What to work on
Retype word for word the part of the article on US AIDS funding cuts that begins with the words containing "The US is the world’s" and ends with "Kaiser Family Foundation.".

US plan to cut global AIDS funding has SA on edge

Author: Tamar Kahn

The US is the biggest international donor to SA’s HIV/AIDS efforts, but Trump’s proposed budget puts this funding at risk.The Department of Health is anxiously waiting to see if the US Congress approves President Donald Trump’s proposed cuts to global health programmes, as its decision could reduce donor support for HIV/AIDS in SA.

The US is the world’s biggest contributor to the global fight against HIV/AIDS and in 2016 contributed $4.9bn through bilateral programmes and international efforts such as the Global Fund to Fight AIDS, Tuberculosis and Malaria, according to the Kaiser Family Foundation.

Trump’s proposed 2018 budget would shave almost $1bn off this figure, including a $222m cut to its contribution to the Global Fund.

“We should all be concerned,” said the department’s deputy director-general for HIV/AIDS, tuberculosis and maternal and child health, Yogan Pillay.

SA has the world’s biggest HIV/AIDS burden, with more than 7-million people living with the disease. Unlike many other countries in sub-Saharan Africa, SA funds the lion’s share of its HIV/AIDS programmes itself.

Nevertheless, the scale of the country’s epidemic means donor funding accounts for 18.5% of the HIV/AIDS funds available to SA for the 2017-18 fiscal year, said Pillay.

The US is the biggest international donor to SA’s HIV/AIDS efforts, via the President’s Emergency Programme for AIDS Relief (Pepfar). It has provided more than $5.6bn to SA since 2004 and has gradually shifted its emphasis from providing treatment to technical support.

While Pepfar has committed to providing $483m to SA for the 2017-18 US fiscal year, which begins on October 1, it is unclear what lies in store for the following year, said Pillay.

US embassy spokeswoman Cynthia Harvey said no funding determinations had been made beyond 2017 as discussions for 2018 had not yet begun.

Citing recent remarks by Pepfar ambassador Deborah Birx, she said: “The Trump administration remains committed to Pepfar to not only save lives, but to also change the very course of the HIV pandemic.”

Pillay warned that if Trump’s proposed 2018 budget was given the go-ahead, it would not only threaten the funding it received via Pepfar but also the support it got from the Global Fund. It was unclear how the fund might manage a cut in its available funds and how grant recipients such as SA would be affected, said Pillay.

The Foundation for AIDS Research and HIV-prevention advocacy group Avac have forecast that the proposed cuts would disrupt treatment for more than 1-million people and were likely to lead to nearly 150,000 AIDS-related deaths.

Document structure recognition data
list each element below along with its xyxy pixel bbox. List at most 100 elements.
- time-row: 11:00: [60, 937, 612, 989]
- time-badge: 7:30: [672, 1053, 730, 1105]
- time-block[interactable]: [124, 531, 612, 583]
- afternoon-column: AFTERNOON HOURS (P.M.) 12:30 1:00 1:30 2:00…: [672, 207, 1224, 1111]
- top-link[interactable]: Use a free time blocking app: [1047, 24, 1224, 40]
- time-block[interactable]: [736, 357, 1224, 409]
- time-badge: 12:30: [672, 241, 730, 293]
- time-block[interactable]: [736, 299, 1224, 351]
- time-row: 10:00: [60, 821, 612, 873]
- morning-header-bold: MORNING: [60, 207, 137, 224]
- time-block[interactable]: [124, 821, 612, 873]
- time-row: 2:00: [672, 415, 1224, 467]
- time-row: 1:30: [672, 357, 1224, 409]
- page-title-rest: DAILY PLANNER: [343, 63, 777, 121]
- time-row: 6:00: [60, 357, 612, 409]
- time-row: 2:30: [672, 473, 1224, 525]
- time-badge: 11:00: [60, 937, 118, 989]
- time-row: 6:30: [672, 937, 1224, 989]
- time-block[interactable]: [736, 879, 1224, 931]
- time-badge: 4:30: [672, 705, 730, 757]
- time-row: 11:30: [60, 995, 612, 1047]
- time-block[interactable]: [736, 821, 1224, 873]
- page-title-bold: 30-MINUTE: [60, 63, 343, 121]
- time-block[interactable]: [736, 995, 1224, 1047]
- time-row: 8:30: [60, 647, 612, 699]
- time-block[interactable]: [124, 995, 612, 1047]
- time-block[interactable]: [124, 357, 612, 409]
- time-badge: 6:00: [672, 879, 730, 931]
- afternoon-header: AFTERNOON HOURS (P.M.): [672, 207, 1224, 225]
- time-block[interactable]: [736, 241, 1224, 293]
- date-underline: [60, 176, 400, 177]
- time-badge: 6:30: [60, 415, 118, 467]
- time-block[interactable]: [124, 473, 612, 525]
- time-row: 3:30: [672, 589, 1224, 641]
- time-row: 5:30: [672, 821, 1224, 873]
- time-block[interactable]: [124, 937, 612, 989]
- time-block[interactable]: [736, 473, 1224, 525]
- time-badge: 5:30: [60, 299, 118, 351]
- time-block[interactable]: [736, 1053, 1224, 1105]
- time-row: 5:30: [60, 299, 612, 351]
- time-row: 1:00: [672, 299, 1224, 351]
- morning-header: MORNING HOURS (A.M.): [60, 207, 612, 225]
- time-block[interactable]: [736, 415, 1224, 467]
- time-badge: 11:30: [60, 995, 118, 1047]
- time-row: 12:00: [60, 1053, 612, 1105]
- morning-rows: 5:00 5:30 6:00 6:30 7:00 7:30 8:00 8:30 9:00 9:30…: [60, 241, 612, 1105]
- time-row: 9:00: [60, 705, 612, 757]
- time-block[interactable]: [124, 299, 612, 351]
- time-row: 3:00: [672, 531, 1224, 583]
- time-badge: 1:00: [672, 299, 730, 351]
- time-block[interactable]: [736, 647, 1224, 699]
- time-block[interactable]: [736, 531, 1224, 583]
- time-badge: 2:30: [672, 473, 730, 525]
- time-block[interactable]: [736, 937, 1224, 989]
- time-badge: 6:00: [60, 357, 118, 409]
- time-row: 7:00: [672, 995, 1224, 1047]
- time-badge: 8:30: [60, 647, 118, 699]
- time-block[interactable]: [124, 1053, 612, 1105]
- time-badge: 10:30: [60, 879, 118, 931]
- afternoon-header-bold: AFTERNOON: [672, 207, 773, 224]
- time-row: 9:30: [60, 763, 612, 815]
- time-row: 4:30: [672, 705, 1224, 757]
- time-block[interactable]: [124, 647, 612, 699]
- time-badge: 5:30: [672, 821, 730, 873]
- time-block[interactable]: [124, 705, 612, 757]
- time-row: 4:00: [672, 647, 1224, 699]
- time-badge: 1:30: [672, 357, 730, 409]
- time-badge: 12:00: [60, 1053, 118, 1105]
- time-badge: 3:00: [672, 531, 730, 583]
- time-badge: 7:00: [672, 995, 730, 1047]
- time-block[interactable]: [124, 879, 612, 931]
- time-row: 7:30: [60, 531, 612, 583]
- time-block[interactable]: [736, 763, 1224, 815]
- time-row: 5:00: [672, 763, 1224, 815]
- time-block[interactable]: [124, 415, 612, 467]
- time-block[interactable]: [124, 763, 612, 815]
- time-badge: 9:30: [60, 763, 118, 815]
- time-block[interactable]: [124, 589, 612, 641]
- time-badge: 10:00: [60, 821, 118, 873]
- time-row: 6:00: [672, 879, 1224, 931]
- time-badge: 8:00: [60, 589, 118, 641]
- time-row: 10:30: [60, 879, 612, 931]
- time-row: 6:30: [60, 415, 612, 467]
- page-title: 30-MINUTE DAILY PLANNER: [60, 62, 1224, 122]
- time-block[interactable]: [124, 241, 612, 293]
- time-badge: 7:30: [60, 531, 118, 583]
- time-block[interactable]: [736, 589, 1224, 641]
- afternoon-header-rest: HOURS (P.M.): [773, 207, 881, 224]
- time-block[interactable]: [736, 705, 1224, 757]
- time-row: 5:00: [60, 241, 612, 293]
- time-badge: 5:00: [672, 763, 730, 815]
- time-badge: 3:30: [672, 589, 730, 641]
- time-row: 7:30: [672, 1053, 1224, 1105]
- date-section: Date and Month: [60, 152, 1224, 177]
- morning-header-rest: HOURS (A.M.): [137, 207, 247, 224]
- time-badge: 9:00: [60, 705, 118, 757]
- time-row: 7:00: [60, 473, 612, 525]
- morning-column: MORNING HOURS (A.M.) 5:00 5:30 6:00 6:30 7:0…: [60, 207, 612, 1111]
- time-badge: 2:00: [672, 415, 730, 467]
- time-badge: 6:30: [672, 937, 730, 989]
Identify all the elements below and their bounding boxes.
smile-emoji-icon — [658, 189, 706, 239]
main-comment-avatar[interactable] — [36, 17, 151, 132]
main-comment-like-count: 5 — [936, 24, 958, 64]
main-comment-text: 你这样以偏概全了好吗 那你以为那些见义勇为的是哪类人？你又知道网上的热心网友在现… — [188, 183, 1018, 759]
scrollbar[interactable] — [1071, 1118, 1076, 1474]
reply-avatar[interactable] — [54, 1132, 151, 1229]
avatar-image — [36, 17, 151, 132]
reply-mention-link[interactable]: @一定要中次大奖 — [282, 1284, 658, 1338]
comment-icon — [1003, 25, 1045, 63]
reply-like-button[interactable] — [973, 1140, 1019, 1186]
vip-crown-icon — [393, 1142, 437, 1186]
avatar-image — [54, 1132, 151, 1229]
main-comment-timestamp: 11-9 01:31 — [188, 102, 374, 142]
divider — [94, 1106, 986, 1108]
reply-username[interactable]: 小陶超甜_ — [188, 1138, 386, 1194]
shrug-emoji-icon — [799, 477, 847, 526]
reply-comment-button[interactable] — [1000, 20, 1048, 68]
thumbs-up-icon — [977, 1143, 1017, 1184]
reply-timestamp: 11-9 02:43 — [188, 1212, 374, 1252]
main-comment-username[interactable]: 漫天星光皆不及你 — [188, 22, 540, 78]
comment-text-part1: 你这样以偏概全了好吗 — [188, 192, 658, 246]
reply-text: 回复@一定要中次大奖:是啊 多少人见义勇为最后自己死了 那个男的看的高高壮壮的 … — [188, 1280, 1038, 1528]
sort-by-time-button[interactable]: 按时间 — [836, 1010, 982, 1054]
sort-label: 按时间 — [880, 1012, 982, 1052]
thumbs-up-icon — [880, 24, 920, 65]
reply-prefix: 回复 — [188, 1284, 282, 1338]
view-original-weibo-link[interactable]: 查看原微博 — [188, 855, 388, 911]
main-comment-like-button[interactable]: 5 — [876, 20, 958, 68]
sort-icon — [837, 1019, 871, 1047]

Reply to the exercise
The US is the world’s biggest contributor to the global fight against HIV/AIDS and in 2016 contributed $4.9bn through bilateral programmes and international efforts such as the Global Fund to Fight AIDS, Tuberculosis and Malaria, according to the Kaiser Family Foundation.